> EXERCISE PROMPT:
Transcribe the listing that follows in full, omitting pictures.

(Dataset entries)

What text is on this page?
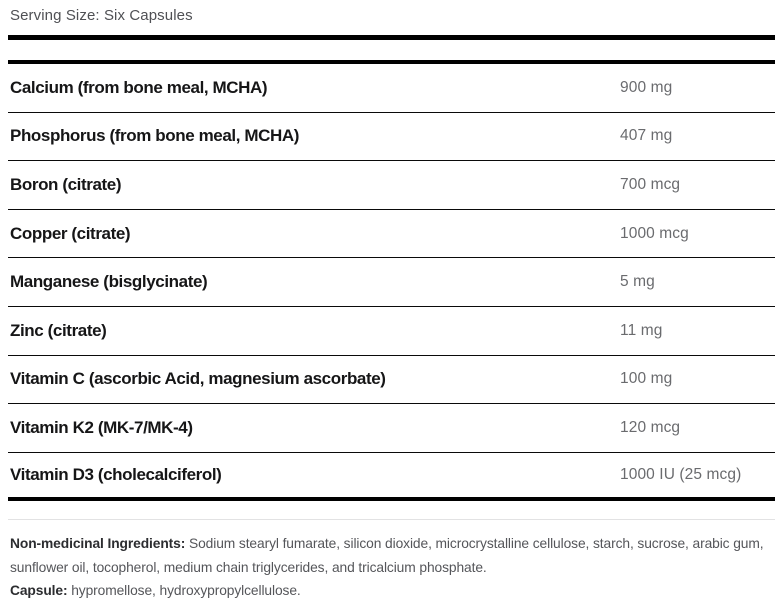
Serving Size: Six Capsules
Calcium (from bone meal, MCHA)	900 mg
Phosphorus (from bone meal, MCHA)	407 mg
Boron (citrate)	700 mcg
Copper (citrate)	1000 mcg
Manganese (bisglycinate)	5 mg
Zinc (citrate)	11 mg
Vitamin C (ascorbic Acid, magnesium ascorbate)	100 mg
Vitamin K2 (MK-7/MK-4)	120 mcg
Vitamin D3 (cholecalciferol)	1000 IU (25 mcg)
Non-medicinal Ingredients: Sodium stearyl fumarate, silicon dioxide, microcrystalline cellulose, starch, sucrose, arabic gum, sunflower oil, tocopherol, medium chain triglycerides, and tricalcium phosphate.
Capsule: hypromellose, hydroxypropylcellulose.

> THE OUTPUT:
What text is on this page?
Serving Size: Six Capsules
Calcium (from bone meal, MCHA)	900 mg
Phosphorus (from bone meal, MCHA)	407 mg
Boron (citrate)	700 mcg
Copper (citrate)	1000 mcg
Manganese (bisglycinate)	5 mg
Zinc (citrate)	11 mg
Vitamin C (ascorbic Acid, magnesium ascorbate)	100 mg
Vitamin K2 (MK-7/MK-4)	120 mcg
Vitamin D3 (cholecalciferol)	1000 IU (25 mcg)
Non-medicinal Ingredients: Sodium stearyl fumarate, silicon dioxide, microcrystalline cellulose, starch, sucrose, arabic gum, sunflower oil, tocopherol, medium chain triglycerides, and tricalcium phosphate.
Capsule: hypromellose, hydroxypropylcellulose.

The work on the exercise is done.